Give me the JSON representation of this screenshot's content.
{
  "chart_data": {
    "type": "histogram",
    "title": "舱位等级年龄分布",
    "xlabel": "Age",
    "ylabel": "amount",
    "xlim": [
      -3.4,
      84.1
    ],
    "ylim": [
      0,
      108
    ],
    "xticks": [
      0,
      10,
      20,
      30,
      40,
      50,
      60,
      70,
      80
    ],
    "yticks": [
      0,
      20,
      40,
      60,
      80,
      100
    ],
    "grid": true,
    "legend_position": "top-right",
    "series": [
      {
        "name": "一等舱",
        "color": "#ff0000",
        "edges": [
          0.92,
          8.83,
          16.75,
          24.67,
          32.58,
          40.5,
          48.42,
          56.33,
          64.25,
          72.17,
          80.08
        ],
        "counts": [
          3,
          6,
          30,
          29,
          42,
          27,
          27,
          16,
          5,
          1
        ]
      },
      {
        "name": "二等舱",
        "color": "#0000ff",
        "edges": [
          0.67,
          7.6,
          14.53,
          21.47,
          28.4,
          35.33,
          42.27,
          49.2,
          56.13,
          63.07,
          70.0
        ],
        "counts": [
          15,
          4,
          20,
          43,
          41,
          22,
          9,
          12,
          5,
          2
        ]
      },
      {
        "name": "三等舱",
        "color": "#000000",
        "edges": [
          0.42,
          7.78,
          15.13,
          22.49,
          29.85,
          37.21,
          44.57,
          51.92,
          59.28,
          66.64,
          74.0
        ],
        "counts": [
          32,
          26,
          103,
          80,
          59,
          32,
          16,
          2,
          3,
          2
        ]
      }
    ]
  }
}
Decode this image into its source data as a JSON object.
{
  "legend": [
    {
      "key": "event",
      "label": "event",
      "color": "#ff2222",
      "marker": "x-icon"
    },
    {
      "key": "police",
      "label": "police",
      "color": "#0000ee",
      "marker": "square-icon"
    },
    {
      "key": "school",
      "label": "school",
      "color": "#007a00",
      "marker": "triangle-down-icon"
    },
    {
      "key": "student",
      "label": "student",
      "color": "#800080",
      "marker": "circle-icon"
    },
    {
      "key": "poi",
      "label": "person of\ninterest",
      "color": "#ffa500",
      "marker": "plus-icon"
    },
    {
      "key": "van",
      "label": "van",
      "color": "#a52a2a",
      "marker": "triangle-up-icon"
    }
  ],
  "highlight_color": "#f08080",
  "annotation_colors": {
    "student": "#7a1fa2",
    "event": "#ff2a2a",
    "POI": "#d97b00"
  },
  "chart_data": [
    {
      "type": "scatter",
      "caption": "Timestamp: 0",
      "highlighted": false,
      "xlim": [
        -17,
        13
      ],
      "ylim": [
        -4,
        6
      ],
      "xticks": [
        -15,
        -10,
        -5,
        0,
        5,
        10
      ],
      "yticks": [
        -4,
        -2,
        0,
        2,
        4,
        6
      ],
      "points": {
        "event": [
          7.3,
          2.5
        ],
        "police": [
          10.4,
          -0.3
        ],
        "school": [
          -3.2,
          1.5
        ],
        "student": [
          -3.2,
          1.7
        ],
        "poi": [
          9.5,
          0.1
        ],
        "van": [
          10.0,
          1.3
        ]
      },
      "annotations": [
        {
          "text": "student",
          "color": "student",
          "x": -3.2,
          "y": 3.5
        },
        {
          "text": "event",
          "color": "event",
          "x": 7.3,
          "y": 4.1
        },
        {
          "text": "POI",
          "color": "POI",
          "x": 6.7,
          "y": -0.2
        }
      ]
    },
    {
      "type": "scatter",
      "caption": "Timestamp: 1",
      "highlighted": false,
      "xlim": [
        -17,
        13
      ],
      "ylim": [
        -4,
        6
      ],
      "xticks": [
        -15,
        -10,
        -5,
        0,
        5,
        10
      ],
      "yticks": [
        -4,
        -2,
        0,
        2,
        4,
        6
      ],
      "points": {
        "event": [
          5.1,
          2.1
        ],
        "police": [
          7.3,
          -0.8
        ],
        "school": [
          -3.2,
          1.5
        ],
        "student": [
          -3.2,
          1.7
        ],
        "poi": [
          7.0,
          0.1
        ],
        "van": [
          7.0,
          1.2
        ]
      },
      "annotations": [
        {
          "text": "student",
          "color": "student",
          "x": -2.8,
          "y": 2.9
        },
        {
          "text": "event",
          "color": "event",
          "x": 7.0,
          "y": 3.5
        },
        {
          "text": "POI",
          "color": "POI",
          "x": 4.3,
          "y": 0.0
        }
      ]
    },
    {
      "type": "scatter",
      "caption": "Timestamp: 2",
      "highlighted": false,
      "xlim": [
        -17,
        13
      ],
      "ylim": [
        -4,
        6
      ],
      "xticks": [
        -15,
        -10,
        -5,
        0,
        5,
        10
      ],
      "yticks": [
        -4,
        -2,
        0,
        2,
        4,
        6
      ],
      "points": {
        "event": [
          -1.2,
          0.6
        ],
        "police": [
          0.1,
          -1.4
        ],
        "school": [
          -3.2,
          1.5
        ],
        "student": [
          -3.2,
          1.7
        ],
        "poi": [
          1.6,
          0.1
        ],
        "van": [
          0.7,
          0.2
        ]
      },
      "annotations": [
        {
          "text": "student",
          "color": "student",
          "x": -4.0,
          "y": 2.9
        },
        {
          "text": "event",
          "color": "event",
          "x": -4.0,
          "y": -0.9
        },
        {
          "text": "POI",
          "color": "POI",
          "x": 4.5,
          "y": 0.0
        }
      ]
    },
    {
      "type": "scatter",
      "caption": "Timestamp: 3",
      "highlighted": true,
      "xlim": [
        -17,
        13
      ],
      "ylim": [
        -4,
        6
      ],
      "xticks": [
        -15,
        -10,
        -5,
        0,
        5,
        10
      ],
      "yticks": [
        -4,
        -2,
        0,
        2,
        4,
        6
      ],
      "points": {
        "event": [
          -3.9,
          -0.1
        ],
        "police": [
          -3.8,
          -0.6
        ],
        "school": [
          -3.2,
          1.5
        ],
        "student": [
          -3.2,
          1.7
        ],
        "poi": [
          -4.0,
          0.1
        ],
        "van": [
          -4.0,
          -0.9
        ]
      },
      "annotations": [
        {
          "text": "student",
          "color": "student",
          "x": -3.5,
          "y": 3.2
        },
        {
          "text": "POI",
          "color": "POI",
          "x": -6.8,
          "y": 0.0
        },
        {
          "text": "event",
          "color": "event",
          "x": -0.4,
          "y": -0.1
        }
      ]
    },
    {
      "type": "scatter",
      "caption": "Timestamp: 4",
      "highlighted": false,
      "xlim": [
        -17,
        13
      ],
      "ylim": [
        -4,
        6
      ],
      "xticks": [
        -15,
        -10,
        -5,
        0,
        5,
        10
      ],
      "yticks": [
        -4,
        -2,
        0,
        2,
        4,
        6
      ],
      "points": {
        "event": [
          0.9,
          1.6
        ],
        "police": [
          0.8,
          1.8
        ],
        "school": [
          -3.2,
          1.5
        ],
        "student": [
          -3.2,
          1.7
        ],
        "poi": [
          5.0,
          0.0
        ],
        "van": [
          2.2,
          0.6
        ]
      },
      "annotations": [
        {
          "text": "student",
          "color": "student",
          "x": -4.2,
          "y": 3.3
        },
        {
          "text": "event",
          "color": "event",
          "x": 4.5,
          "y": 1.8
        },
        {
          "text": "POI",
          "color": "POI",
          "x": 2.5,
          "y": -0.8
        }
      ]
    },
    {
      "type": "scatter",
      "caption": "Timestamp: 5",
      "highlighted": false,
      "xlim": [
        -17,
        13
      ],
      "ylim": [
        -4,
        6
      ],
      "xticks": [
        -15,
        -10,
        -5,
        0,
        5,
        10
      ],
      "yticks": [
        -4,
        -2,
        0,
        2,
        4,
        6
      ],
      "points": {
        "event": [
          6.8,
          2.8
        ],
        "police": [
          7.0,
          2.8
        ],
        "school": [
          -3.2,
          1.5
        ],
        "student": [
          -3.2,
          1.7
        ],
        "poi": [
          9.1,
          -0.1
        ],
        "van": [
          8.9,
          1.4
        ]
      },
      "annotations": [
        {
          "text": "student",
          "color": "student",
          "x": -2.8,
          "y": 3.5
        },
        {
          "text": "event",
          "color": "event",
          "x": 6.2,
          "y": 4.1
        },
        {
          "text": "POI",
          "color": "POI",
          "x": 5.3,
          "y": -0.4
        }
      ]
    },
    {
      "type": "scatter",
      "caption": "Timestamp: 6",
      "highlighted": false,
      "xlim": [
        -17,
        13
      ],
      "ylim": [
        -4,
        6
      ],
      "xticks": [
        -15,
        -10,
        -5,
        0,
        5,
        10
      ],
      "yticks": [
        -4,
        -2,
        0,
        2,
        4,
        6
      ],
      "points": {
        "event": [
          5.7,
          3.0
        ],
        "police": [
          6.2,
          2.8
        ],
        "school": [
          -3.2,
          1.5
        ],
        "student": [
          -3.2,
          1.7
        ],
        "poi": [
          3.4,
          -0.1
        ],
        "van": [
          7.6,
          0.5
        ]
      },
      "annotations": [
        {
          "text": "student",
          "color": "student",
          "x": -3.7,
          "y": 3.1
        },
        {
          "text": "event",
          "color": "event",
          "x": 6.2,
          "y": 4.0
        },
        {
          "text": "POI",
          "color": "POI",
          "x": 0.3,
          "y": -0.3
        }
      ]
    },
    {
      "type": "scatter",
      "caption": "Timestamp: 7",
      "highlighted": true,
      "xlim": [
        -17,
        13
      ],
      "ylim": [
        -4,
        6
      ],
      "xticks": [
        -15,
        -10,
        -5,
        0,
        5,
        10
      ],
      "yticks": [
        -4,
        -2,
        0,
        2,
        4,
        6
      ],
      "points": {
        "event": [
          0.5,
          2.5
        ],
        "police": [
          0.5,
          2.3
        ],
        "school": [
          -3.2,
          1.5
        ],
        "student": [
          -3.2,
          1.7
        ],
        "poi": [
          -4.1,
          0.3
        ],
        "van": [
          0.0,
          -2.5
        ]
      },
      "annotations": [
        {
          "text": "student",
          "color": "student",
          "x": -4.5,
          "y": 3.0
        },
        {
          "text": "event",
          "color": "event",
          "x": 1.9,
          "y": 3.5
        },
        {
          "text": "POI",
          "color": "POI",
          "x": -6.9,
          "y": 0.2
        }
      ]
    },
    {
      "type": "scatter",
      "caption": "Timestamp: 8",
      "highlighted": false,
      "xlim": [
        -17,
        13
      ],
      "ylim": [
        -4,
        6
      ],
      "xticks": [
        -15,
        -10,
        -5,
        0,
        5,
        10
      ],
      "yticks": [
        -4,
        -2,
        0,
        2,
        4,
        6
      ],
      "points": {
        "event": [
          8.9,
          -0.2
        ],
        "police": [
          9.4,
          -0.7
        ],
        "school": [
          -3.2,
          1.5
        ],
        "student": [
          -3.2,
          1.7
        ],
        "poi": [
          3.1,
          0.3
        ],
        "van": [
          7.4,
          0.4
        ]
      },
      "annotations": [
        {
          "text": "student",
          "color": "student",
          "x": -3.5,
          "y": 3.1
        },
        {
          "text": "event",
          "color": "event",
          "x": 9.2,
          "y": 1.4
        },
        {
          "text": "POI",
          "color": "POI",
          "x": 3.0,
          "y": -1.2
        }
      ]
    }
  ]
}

◆ ◆ ◆ ◆ ◆ ◆ ◆

Show every line above in which the word "icon" occurs.

### [COMPLETE OUTPUT]
      "marker": "x-icon"
      "marker": "square-icon"
      "marker": "triangle-down-icon"
      "marker": "circle-icon"
      "marker": "plus-icon"
      "marker": "triangle-up-icon"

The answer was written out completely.